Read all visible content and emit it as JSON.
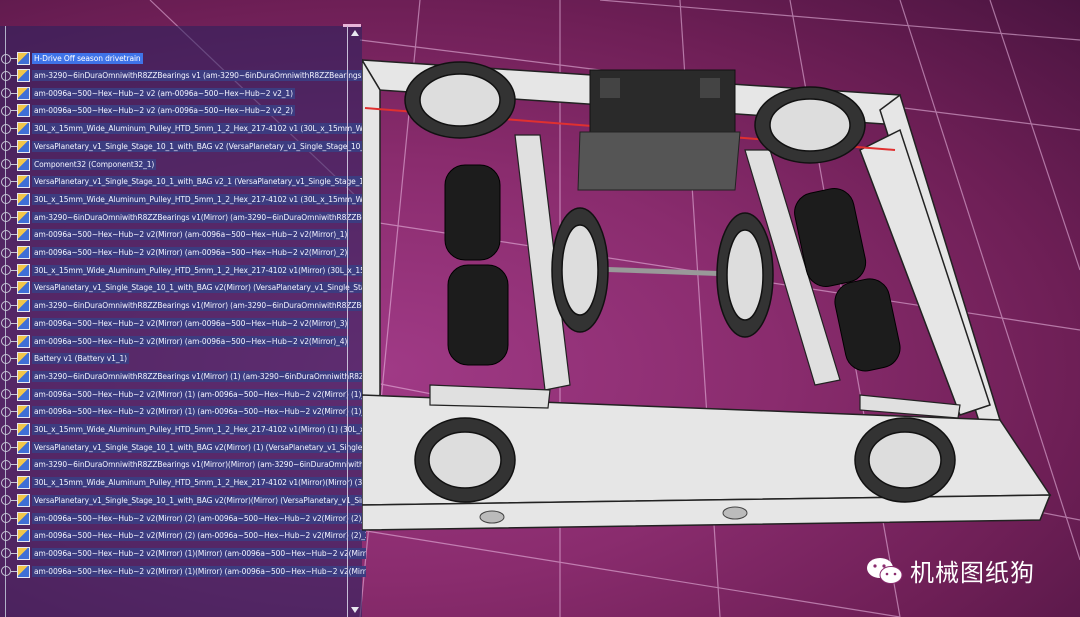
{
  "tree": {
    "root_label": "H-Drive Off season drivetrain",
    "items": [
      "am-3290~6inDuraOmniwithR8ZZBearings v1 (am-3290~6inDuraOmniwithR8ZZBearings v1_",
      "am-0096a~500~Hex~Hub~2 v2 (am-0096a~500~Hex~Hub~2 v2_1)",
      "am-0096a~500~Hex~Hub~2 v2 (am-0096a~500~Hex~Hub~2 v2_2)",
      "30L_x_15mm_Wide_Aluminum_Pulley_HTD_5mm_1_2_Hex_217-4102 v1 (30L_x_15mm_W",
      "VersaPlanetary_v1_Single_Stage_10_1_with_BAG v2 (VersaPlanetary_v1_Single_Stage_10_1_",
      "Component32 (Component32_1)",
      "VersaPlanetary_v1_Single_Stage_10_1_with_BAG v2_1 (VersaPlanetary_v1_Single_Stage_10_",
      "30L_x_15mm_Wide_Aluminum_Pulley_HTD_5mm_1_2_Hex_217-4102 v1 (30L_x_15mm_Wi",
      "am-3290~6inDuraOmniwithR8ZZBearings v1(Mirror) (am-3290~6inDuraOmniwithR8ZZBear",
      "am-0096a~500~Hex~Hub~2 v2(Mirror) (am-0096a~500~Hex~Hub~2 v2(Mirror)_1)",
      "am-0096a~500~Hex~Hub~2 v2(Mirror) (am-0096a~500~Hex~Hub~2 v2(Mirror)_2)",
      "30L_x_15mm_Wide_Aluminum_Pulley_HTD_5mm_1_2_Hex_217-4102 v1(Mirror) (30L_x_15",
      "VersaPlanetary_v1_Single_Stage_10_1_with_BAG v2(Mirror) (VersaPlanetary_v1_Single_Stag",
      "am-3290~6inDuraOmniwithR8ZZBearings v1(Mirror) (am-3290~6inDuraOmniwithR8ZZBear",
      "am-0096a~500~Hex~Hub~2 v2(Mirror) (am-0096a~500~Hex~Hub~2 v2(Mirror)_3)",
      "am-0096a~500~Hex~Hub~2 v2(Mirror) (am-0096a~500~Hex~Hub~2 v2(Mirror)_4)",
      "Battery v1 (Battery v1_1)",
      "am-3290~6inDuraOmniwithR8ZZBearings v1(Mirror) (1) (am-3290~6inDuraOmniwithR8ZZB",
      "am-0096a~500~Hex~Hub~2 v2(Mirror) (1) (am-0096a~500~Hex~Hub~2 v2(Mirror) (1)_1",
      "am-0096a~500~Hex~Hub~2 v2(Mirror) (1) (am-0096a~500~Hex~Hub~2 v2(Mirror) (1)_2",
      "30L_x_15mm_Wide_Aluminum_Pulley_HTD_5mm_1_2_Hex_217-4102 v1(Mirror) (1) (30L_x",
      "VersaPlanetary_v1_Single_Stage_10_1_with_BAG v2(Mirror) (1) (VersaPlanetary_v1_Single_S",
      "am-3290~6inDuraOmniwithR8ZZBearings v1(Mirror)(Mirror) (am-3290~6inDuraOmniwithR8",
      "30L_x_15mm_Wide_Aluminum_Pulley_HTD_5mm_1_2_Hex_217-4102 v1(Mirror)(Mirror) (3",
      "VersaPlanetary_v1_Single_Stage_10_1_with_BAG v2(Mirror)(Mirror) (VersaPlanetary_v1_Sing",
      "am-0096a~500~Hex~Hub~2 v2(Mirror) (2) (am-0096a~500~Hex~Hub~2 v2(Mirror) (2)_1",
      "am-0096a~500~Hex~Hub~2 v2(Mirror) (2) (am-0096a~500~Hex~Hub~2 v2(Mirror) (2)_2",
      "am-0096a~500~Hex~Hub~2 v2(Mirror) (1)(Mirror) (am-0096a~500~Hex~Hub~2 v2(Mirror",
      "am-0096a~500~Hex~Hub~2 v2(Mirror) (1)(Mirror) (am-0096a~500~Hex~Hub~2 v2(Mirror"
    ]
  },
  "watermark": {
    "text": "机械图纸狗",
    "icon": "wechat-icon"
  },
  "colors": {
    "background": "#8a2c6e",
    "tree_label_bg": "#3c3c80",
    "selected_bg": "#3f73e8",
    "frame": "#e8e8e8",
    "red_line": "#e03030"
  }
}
...
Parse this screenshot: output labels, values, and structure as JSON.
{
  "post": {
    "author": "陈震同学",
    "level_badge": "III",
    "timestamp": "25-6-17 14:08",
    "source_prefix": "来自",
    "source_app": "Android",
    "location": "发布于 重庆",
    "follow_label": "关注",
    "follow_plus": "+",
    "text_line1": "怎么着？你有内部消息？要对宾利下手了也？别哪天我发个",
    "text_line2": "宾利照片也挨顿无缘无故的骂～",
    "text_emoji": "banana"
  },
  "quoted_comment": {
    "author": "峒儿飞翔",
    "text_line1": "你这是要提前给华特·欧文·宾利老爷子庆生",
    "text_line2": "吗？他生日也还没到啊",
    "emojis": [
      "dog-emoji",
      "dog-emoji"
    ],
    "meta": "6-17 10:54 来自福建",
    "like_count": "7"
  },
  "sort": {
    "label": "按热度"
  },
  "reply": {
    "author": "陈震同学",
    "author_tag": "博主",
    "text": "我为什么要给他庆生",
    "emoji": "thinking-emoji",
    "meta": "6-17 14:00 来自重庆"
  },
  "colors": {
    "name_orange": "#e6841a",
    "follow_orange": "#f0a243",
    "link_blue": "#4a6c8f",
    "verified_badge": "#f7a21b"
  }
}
* * *
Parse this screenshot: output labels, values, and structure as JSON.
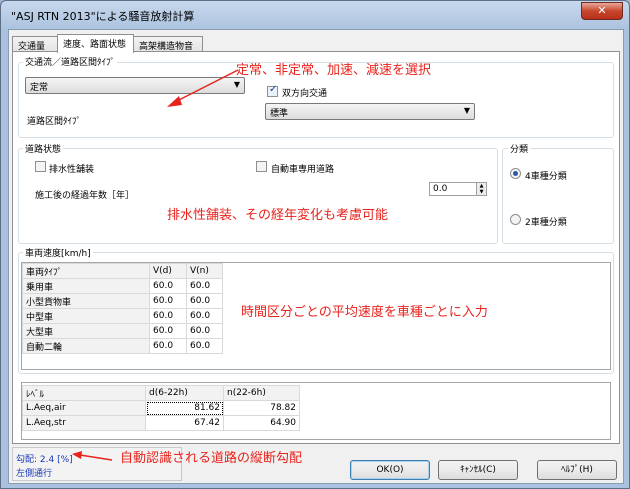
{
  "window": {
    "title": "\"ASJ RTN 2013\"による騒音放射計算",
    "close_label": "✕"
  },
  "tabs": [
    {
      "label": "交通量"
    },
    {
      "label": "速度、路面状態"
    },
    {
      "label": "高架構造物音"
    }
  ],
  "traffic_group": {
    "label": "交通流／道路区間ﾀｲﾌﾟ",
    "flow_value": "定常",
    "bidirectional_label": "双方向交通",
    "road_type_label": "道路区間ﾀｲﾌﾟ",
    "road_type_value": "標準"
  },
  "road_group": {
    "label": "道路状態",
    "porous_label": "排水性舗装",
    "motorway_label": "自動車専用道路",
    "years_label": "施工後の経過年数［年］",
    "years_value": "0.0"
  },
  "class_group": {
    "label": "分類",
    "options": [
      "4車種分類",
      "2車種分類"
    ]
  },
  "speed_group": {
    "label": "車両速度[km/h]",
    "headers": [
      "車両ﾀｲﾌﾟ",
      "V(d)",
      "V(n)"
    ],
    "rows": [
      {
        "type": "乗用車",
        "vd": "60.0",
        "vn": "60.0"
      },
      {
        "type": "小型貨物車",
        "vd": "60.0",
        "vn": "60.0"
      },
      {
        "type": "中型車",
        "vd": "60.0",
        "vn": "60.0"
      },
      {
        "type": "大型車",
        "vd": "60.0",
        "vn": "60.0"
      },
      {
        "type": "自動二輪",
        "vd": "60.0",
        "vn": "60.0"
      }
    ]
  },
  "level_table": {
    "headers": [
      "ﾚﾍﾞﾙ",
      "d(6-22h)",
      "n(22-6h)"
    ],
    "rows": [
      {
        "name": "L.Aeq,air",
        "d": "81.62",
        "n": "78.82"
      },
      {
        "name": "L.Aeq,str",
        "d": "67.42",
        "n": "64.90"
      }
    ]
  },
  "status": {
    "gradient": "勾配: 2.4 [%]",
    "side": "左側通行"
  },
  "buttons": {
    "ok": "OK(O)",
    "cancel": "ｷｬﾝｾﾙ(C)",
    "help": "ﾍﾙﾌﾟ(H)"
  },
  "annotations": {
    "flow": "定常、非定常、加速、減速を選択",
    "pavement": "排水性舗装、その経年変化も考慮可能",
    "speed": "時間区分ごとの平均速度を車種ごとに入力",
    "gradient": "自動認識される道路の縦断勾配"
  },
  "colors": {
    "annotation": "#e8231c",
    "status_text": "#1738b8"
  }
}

Your goal: Where a line contains "gradient", copy that line.

Answer for the task:
    "gradient": "勾配: 2.4 [%]",
    "gradient": "自動認識される道路の縦断勾配"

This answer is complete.